Some records:
** start **

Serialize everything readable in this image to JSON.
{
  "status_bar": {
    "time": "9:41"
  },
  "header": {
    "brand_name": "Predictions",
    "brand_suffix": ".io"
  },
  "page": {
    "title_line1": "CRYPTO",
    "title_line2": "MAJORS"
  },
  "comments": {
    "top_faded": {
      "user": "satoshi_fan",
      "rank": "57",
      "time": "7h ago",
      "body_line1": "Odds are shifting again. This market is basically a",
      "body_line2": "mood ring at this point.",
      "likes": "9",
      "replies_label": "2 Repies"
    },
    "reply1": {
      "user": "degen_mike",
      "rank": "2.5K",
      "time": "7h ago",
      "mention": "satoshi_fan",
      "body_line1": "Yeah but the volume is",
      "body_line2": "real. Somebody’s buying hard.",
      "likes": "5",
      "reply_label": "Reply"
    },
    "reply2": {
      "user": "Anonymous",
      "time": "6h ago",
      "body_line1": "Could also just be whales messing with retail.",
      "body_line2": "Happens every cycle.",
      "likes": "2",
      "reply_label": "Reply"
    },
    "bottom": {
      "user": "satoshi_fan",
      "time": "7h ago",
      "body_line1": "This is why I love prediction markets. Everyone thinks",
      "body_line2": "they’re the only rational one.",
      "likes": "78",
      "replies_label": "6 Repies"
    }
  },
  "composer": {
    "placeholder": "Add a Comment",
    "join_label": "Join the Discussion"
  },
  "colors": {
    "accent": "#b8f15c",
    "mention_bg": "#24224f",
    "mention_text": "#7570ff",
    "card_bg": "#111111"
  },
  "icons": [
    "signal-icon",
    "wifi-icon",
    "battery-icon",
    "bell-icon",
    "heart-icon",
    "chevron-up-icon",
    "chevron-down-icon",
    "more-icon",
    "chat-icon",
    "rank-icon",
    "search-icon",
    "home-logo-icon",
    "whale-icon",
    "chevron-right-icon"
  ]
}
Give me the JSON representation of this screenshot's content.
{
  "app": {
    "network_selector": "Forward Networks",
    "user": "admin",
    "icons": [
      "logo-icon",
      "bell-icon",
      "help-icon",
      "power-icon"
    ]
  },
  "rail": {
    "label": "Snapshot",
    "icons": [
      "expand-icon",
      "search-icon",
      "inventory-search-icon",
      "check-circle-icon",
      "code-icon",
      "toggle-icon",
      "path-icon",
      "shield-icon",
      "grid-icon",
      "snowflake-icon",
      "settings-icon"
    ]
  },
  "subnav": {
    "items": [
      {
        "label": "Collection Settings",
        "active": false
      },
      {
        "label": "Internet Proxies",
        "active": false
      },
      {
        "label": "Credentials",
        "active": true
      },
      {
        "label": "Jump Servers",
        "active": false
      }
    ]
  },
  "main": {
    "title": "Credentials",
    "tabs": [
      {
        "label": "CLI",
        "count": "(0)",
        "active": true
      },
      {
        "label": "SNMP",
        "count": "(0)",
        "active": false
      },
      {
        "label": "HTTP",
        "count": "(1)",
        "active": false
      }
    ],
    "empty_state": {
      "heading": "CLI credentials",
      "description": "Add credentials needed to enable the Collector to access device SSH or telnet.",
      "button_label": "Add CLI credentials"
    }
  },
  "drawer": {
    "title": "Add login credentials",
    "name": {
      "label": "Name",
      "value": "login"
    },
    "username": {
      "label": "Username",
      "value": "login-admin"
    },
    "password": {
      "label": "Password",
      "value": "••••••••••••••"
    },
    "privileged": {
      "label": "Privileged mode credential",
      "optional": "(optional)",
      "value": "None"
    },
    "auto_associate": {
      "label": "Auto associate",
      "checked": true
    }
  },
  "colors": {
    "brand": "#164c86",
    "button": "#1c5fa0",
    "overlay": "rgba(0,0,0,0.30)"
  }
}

** end **

TO BE DONE
Make a list of all lines in the data that contain "search".

TASK RESPONSE
    "search-icon",
      "search-icon",
      "inventory-search-icon",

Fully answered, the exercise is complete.